▶ **What is expected**
Keep only the lines where "Copy" appears.

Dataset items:
○ ○ ○ ○ ○
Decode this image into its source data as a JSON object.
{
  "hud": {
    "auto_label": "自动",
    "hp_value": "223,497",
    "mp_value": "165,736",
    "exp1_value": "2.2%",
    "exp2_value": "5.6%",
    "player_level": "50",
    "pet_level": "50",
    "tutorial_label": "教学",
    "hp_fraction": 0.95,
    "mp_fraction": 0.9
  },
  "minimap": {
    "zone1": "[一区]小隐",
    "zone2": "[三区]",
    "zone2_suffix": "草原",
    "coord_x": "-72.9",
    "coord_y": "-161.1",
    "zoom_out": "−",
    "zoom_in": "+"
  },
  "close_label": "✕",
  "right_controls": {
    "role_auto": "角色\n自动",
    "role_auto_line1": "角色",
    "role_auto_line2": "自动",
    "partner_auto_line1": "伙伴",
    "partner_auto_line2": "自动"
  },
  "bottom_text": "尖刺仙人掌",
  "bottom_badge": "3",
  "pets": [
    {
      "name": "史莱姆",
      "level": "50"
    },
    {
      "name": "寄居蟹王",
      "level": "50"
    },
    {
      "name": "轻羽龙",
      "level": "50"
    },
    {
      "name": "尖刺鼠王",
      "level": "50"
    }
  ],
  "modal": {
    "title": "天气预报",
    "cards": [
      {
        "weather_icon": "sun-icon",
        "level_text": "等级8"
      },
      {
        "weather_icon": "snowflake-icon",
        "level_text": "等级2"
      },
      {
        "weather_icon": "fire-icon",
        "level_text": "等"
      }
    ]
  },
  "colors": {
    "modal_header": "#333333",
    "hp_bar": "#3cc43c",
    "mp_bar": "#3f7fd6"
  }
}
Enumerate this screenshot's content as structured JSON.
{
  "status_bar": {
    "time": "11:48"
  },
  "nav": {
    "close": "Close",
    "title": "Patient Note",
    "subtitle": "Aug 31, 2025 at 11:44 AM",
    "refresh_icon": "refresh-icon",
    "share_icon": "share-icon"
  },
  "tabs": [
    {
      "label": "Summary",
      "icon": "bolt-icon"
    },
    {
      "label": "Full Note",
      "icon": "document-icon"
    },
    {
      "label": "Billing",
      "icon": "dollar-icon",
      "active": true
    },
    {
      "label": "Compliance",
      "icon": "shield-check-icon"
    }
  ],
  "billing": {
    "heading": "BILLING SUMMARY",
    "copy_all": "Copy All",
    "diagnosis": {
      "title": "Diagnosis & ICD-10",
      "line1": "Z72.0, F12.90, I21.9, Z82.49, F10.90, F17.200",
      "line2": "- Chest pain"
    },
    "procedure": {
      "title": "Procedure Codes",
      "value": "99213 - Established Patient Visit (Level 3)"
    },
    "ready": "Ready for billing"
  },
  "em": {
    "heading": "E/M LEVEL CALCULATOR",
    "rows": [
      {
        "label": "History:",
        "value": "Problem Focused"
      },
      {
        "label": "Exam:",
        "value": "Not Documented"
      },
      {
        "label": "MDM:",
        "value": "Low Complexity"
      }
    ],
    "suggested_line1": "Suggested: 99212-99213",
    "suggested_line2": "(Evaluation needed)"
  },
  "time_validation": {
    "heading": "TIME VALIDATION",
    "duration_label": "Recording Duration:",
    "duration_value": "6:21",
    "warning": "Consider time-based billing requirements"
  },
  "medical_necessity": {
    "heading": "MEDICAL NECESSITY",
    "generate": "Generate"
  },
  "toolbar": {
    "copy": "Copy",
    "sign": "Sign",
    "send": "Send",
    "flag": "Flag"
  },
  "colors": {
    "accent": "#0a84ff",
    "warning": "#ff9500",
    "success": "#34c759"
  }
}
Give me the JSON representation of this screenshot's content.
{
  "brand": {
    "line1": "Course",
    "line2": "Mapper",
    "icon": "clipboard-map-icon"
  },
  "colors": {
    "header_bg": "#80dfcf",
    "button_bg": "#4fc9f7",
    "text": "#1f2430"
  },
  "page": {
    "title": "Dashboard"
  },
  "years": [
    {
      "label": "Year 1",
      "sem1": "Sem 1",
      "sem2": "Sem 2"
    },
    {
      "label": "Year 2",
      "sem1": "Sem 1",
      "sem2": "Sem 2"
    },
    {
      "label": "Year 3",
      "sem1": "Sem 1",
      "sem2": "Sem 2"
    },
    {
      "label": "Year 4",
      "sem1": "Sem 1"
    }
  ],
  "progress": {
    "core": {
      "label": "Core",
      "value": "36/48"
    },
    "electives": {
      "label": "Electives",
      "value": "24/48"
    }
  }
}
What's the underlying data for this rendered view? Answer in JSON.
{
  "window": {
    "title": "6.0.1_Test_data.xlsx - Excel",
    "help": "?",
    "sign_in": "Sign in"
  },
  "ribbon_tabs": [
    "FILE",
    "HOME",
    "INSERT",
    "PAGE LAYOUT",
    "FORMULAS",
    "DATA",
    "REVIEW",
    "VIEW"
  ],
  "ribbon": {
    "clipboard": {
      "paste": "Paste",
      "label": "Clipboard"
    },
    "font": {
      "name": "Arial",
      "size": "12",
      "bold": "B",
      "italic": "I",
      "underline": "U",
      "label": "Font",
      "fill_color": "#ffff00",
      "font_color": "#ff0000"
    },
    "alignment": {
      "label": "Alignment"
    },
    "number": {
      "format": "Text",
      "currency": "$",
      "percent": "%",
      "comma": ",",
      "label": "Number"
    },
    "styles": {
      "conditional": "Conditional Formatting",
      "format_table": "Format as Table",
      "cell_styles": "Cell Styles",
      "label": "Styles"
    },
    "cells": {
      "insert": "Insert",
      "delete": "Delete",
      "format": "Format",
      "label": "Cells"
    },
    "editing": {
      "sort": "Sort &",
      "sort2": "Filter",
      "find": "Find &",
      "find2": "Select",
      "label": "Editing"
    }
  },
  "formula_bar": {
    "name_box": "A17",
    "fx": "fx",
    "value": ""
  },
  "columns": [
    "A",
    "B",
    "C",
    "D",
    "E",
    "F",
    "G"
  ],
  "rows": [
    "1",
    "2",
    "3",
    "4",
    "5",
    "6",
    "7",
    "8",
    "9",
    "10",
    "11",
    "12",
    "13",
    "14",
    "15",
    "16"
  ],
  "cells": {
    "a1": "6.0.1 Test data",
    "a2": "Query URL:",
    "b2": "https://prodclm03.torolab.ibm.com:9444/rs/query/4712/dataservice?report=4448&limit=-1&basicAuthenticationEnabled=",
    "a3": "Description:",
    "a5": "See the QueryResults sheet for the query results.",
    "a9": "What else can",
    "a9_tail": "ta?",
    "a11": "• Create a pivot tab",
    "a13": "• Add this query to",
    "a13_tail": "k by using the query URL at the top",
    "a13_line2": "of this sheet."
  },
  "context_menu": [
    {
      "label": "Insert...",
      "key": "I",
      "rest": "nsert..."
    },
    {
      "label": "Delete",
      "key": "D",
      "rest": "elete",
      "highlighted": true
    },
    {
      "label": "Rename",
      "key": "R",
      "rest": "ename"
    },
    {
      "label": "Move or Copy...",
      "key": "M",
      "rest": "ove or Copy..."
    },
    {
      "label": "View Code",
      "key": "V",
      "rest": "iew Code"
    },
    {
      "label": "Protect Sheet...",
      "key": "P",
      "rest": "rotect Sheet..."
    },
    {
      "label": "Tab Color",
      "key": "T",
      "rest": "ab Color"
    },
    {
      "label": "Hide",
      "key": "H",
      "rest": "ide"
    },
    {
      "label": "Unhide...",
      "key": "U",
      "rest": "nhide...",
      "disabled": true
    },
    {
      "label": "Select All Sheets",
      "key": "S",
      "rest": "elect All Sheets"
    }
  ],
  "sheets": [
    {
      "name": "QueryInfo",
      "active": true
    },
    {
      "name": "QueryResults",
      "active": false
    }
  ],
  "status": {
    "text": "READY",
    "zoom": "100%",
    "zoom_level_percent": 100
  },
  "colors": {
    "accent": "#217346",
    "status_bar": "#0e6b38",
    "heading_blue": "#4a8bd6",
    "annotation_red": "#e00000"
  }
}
○ ○ ○ ○ ○
▶ **Problem solution**
    "copy_all": "Copy All",
    "copy": "Copy",
      "label": "Move or Copy...",
      "rest": "ove or Copy..."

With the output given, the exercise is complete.